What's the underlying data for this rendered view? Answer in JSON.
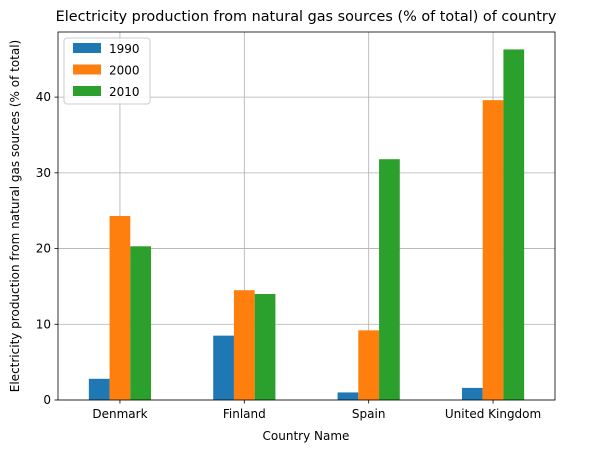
{
  "chart_data": {
    "type": "bar",
    "title": "Electricity production from natural gas sources (% of total) of country",
    "xlabel": "Country Name",
    "ylabel": "Electricity production from natural gas sources (% of total)",
    "categories": [
      "Denmark",
      "Finland",
      "Spain",
      "United Kingdom"
    ],
    "series": [
      {
        "name": "1990",
        "color": "#1f77b4",
        "values": [
          2.8,
          8.5,
          1.0,
          1.6
        ]
      },
      {
        "name": "2000",
        "color": "#ff7f0e",
        "values": [
          24.3,
          14.5,
          9.2,
          39.6
        ]
      },
      {
        "name": "2010",
        "color": "#2ca02c",
        "values": [
          20.3,
          14.0,
          31.8,
          46.3
        ]
      }
    ],
    "yticks": [
      0,
      10,
      20,
      30,
      40
    ],
    "ylim": [
      0,
      48.6
    ],
    "grid": true,
    "legend_position": "top-left"
  }
}
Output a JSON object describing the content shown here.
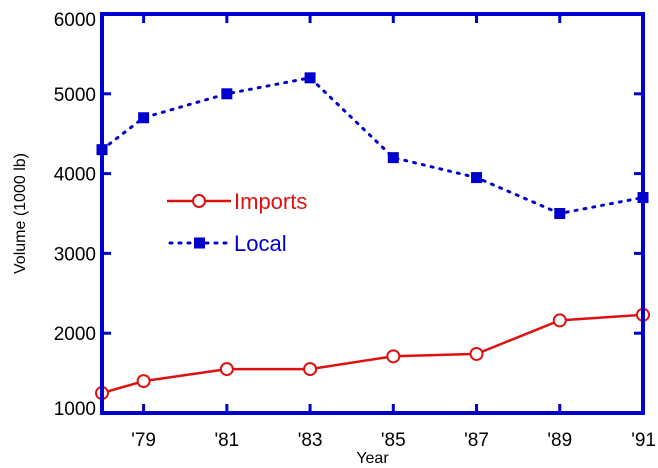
{
  "chart_data": {
    "type": "line",
    "xlabel": "Year",
    "ylabel": "Volume (1000 lb)",
    "xlim": [
      1978,
      1991
    ],
    "ylim": [
      1000,
      6000
    ],
    "x_ticks": [
      1979,
      1981,
      1983,
      1985,
      1987,
      1989,
      1991
    ],
    "x_tick_labels": [
      "'79",
      "'81",
      "'83",
      "'85",
      "'87",
      "'89",
      "'91"
    ],
    "y_ticks": [
      1000,
      2000,
      3000,
      4000,
      5000,
      6000
    ],
    "y_tick_labels": [
      "1000",
      "2000",
      "3000",
      "4000",
      "5000",
      "6000"
    ],
    "grid": false,
    "legend_position": "left-middle",
    "frame_color": "#0000cc",
    "series": [
      {
        "name": "Imports",
        "color": "#dd1111",
        "line_style": "solid",
        "marker": "open-circle",
        "x": [
          1978,
          1979,
          1981,
          1983,
          1985,
          1987,
          1989,
          1991
        ],
        "y": [
          1250,
          1400,
          1550,
          1550,
          1710,
          1740,
          2160,
          2230
        ]
      },
      {
        "name": "Local",
        "color": "#0000cc",
        "line_style": "dotted",
        "marker": "filled-square",
        "x": [
          1978,
          1979,
          1981,
          1983,
          1985,
          1987,
          1989,
          1991
        ],
        "y": [
          4300,
          4700,
          5000,
          5200,
          4200,
          3950,
          3500,
          3700
        ]
      }
    ]
  }
}
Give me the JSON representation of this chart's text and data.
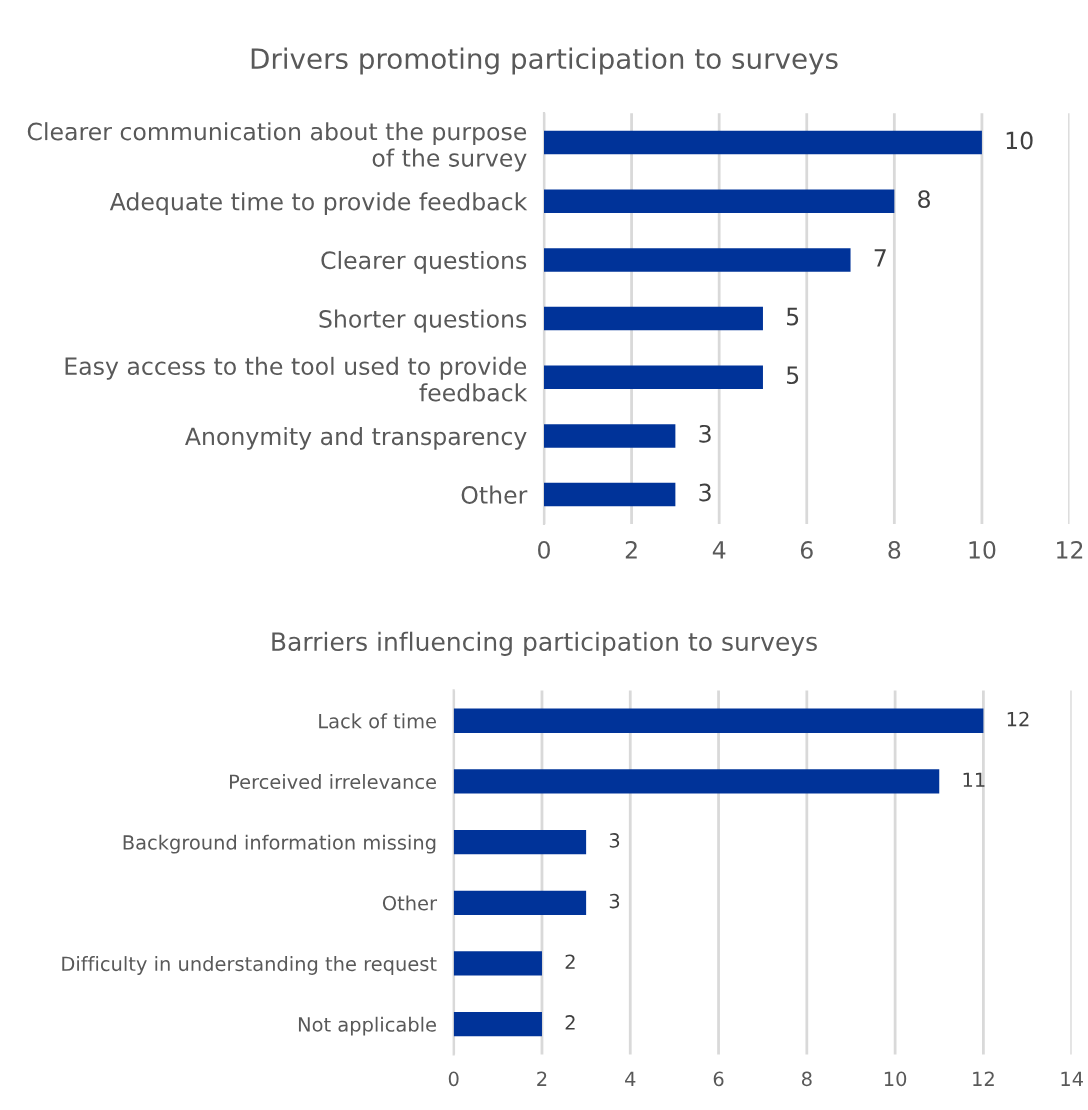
{
  "chart_data": [
    {
      "type": "bar",
      "orientation": "horizontal",
      "title": "Drivers promoting participation to surveys",
      "categories": [
        "Clearer communication about the purpose of the survey",
        "Adequate time to provide feedback",
        "Clearer questions",
        "Shorter questions",
        "Easy access to the tool used to provide feedback",
        "Anonymity and transparency",
        "Other"
      ],
      "values": [
        10,
        8,
        7,
        5,
        5,
        3,
        3
      ],
      "color": "#003399",
      "xlim": [
        0,
        12
      ],
      "xticks": [
        0,
        2,
        4,
        6,
        8,
        10,
        12
      ],
      "grid": "x",
      "data_labels": true
    },
    {
      "type": "bar",
      "orientation": "horizontal",
      "title": "Barriers influencing participation to surveys",
      "categories": [
        "Lack of time",
        "Perceived irrelevance",
        "Background information missing",
        "Other",
        "Difficulty in understanding the request",
        "Not applicable"
      ],
      "values": [
        12,
        11,
        3,
        3,
        2,
        2
      ],
      "color": "#003399",
      "xlim": [
        0,
        14
      ],
      "xticks": [
        0,
        2,
        4,
        6,
        8,
        10,
        12,
        14
      ],
      "grid": "x",
      "data_labels": true
    }
  ]
}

========

[Given instruction] Are you able to set down all the lines above exactly, without any pictures?

[Final result]
What's the underlying data for this rendered view? Answer in JSON.
{
  "chart_data": {
    "type": "bar",
    "title": "Electricity production from natural gas sources (% of total) of country",
    "xlabel": "Country Name",
    "ylabel": "Electricity production from natural gas sources (% of total)",
    "categories": [
      "Denmark",
      "Finland",
      "Spain",
      "United Kingdom"
    ],
    "series": [
      {
        "name": "1990",
        "color": "#1f77b4",
        "values": [
          2.8,
          8.5,
          1.0,
          1.6
        ]
      },
      {
        "name": "2000",
        "color": "#ff7f0e",
        "values": [
          24.3,
          14.5,
          9.2,
          39.6
        ]
      },
      {
        "name": "2010",
        "color": "#2ca02c",
        "values": [
          20.3,
          14.0,
          31.8,
          46.3
        ]
      }
    ],
    "yticks": [
      0,
      10,
      20,
      30,
      40
    ],
    "ylim": [
      0,
      48.6
    ],
    "grid": true,
    "legend_position": "top-left"
  }
}
Output a JSON object describing the content shown here.
{
  "chart_data": {
    "type": "line",
    "xlabel": "Year",
    "ylabel": "Volume (1000 lb)",
    "xlim": [
      1978,
      1991
    ],
    "ylim": [
      1000,
      6000
    ],
    "x_ticks": [
      1979,
      1981,
      1983,
      1985,
      1987,
      1989,
      1991
    ],
    "x_tick_labels": [
      "'79",
      "'81",
      "'83",
      "'85",
      "'87",
      "'89",
      "'91"
    ],
    "y_ticks": [
      1000,
      2000,
      3000,
      4000,
      5000,
      6000
    ],
    "y_tick_labels": [
      "1000",
      "2000",
      "3000",
      "4000",
      "5000",
      "6000"
    ],
    "grid": false,
    "legend_position": "left-middle",
    "frame_color": "#0000cc",
    "series": [
      {
        "name": "Imports",
        "color": "#dd1111",
        "line_style": "solid",
        "marker": "open-circle",
        "x": [
          1978,
          1979,
          1981,
          1983,
          1985,
          1987,
          1989,
          1991
        ],
        "y": [
          1250,
          1400,
          1550,
          1550,
          1710,
          1740,
          2160,
          2230
        ]
      },
      {
        "name": "Local",
        "color": "#0000cc",
        "line_style": "dotted",
        "marker": "filled-square",
        "x": [
          1978,
          1979,
          1981,
          1983,
          1985,
          1987,
          1989,
          1991
        ],
        "y": [
          4300,
          4700,
          5000,
          5200,
          4200,
          3950,
          3500,
          3700
        ]
      }
    ]
  }
}
Give me the JSON representation of this chart's text and data.
{
  "chart_data": [
    {
      "type": "bar",
      "orientation": "horizontal",
      "title": "Drivers promoting participation to surveys",
      "categories": [
        "Clearer communication about the purpose of the survey",
        "Adequate time to provide feedback",
        "Clearer questions",
        "Shorter questions",
        "Easy access to the tool used to provide feedback",
        "Anonymity and transparency",
        "Other"
      ],
      "values": [
        10,
        8,
        7,
        5,
        5,
        3,
        3
      ],
      "color": "#003399",
      "xlim": [
        0,
        12
      ],
      "xticks": [
        0,
        2,
        4,
        6,
        8,
        10,
        12
      ],
      "grid": "x",
      "data_labels": true
    },
    {
      "type": "bar",
      "orientation": "horizontal",
      "title": "Barriers influencing participation to surveys",
      "categories": [
        "Lack of time",
        "Perceived irrelevance",
        "Background information missing",
        "Other",
        "Difficulty in understanding the request",
        "Not applicable"
      ],
      "values": [
        12,
        11,
        3,
        3,
        2,
        2
      ],
      "color": "#003399",
      "xlim": [
        0,
        14
      ],
      "xticks": [
        0,
        2,
        4,
        6,
        8,
        10,
        12,
        14
      ],
      "grid": "x",
      "data_labels": true
    }
  ]
}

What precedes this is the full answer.